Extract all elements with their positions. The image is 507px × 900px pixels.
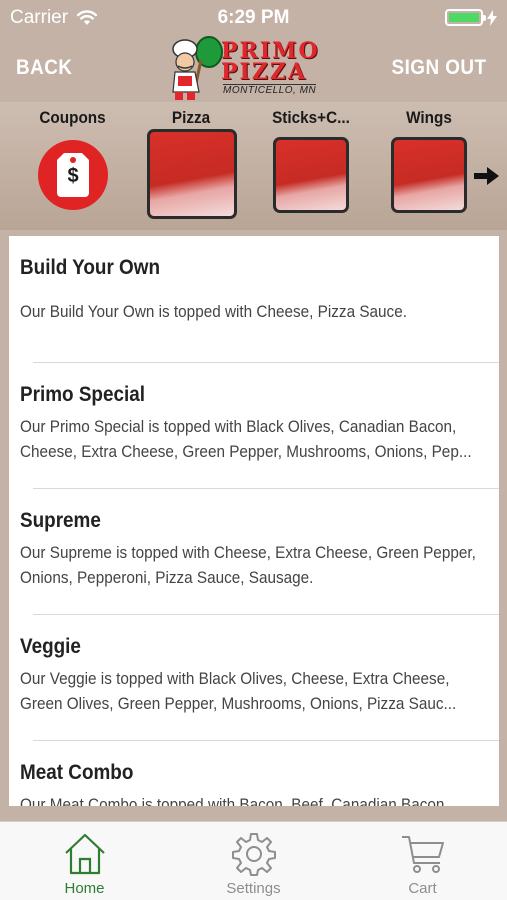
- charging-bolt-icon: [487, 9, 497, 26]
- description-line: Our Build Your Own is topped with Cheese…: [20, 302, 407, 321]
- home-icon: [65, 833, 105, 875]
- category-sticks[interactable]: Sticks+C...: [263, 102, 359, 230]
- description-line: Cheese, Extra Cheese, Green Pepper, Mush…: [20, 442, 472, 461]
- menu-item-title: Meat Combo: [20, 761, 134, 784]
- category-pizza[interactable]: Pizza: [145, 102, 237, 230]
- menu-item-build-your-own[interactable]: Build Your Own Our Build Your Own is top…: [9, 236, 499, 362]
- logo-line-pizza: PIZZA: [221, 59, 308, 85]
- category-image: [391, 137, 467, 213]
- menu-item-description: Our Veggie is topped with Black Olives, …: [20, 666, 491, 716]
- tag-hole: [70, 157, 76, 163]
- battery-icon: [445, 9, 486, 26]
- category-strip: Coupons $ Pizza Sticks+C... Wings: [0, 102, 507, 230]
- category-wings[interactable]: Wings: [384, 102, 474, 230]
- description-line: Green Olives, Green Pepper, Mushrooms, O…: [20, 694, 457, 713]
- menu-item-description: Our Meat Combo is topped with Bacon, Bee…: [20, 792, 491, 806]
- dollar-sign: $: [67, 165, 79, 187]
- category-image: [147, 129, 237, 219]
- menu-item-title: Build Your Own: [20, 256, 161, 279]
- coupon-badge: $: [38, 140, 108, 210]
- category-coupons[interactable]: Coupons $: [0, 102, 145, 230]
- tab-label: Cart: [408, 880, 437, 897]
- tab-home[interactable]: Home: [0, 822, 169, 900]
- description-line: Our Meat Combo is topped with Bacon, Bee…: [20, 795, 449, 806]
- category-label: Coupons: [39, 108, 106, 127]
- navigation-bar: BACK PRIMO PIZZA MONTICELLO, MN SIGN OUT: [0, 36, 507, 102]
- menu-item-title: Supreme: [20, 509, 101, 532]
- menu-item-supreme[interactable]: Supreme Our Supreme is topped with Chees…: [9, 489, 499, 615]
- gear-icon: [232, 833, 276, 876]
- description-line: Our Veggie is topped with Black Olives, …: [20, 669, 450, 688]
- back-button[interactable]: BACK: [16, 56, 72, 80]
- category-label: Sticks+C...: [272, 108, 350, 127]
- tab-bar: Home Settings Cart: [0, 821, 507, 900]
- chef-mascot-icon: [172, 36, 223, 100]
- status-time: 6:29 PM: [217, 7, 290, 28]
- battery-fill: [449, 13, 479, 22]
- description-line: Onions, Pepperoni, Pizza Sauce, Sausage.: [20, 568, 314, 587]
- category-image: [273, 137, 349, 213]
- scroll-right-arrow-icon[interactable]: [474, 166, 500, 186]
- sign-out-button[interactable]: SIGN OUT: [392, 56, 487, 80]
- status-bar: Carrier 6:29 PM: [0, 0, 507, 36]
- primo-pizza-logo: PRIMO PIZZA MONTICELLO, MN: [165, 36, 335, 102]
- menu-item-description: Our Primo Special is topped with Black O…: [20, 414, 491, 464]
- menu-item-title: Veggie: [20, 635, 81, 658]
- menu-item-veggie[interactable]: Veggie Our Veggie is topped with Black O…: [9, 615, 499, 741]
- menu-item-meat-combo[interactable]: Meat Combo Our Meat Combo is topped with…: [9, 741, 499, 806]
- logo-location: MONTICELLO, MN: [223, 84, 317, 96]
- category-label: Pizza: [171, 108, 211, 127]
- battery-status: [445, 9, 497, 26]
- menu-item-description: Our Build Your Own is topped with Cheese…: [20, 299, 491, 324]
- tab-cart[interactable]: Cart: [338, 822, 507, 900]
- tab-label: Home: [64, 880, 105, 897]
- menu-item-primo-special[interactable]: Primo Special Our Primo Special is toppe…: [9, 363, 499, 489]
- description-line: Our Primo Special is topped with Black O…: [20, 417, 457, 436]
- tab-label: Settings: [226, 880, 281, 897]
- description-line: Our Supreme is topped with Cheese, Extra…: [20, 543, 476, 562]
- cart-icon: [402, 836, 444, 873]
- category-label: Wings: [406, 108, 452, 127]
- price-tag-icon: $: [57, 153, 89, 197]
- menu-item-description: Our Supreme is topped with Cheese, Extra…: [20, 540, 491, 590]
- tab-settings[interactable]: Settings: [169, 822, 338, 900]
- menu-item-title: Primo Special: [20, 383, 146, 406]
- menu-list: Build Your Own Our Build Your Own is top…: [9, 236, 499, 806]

────

:: What is needed ::
Please print every line of the records above verbatim, leaving out the pictures.

:: Correct result ::
Extract all elements with their positions. The image is 507px × 900px pixels.
- charging-bolt-icon: [487, 9, 497, 26]
- description-line: Our Build Your Own is topped with Cheese…: [20, 302, 407, 321]
- home-icon: [65, 833, 105, 875]
- category-sticks[interactable]: Sticks+C...: [263, 102, 359, 230]
- description-line: Cheese, Extra Cheese, Green Pepper, Mush…: [20, 442, 472, 461]
- menu-item-title: Meat Combo: [20, 761, 134, 784]
- category-pizza[interactable]: Pizza: [145, 102, 237, 230]
- menu-item-build-your-own[interactable]: Build Your Own Our Build Your Own is top…: [9, 236, 499, 362]
- logo-line-pizza: PIZZA: [221, 59, 308, 85]
- category-image: [391, 137, 467, 213]
- menu-item-description: Our Veggie is topped with Black Olives, …: [20, 666, 491, 716]
- tag-hole: [70, 157, 76, 163]
- battery-icon: [445, 9, 486, 26]
- category-strip: Coupons $ Pizza Sticks+C... Wings: [0, 102, 507, 230]
- category-wings[interactable]: Wings: [384, 102, 474, 230]
- description-line: Green Olives, Green Pepper, Mushrooms, O…: [20, 694, 457, 713]
- menu-item-description: Our Meat Combo is topped with Bacon, Bee…: [20, 792, 491, 806]
- dollar-sign: $: [67, 165, 79, 187]
- category-image: [147, 129, 237, 219]
- menu-item-title: Build Your Own: [20, 256, 161, 279]
- coupon-badge: $: [38, 140, 108, 210]
- category-coupons[interactable]: Coupons $: [0, 102, 145, 230]
- tab-label: Cart: [408, 880, 437, 897]
- tab-home[interactable]: Home: [0, 822, 169, 900]
- description-line: Our Meat Combo is topped with Bacon, Bee…: [20, 795, 449, 806]
- category-label: Coupons: [39, 108, 106, 127]
- navigation-bar: BACK PRIMO PIZZA MONTICELLO, MN SIGN OUT: [0, 36, 507, 102]
- menu-item-title: Supreme: [20, 509, 101, 532]
- menu-item-supreme[interactable]: Supreme Our Supreme is topped with Chees…: [9, 489, 499, 615]
- gear-icon: [232, 833, 276, 876]
- description-line: Our Veggie is topped with Black Olives, …: [20, 669, 450, 688]
- back-button[interactable]: BACK: [16, 56, 72, 80]
- category-label: Sticks+C...: [272, 108, 350, 127]
- tab-bar: Home Settings Cart: [0, 821, 507, 900]
- chef-mascot-icon: [172, 36, 223, 100]
- status-time: 6:29 PM: [217, 7, 290, 28]
- battery-fill: [449, 13, 479, 22]
- description-line: Onions, Pepperoni, Pizza Sauce, Sausage.: [20, 568, 314, 587]
- category-image: [273, 137, 349, 213]
- scroll-right-arrow-icon[interactable]: [474, 166, 500, 186]
- sign-out-button[interactable]: SIGN OUT: [392, 56, 487, 80]
- status-bar: Carrier 6:29 PM: [0, 0, 507, 36]
- primo-pizza-logo: PRIMO PIZZA MONTICELLO, MN: [165, 36, 335, 102]
- menu-item-description: Our Primo Special is topped with Black O…: [20, 414, 491, 464]
- menu-item-title: Veggie: [20, 635, 81, 658]
- menu-item-veggie[interactable]: Veggie Our Veggie is topped with Black O…: [9, 615, 499, 741]
- menu-item-meat-combo[interactable]: Meat Combo Our Meat Combo is topped with…: [9, 741, 499, 806]
- logo-location: MONTICELLO, MN: [223, 84, 317, 96]
- category-label: Pizza: [171, 108, 211, 127]
- battery-status: [445, 9, 497, 26]
- menu-item-description: Our Build Your Own is topped with Cheese…: [20, 299, 491, 324]
- tab-cart[interactable]: Cart: [338, 822, 507, 900]
- tab-label: Home: [64, 880, 105, 897]
- menu-item-primo-special[interactable]: Primo Special Our Primo Special is toppe…: [9, 363, 499, 489]
- description-line: Our Primo Special is topped with Black O…: [20, 417, 457, 436]
- tab-label: Settings: [226, 880, 281, 897]
- description-line: Our Supreme is topped with Cheese, Extra…: [20, 543, 476, 562]
- cart-icon: [402, 836, 444, 873]
- category-label: Wings: [406, 108, 452, 127]
- price-tag-icon: $: [57, 153, 89, 197]
- menu-item-description: Our Supreme is topped with Cheese, Extra…: [20, 540, 491, 590]
- tab-settings[interactable]: Settings: [169, 822, 338, 900]
- menu-item-title: Primo Special: [20, 383, 146, 406]
- menu-list: Build Your Own Our Build Your Own is top…: [9, 236, 499, 806]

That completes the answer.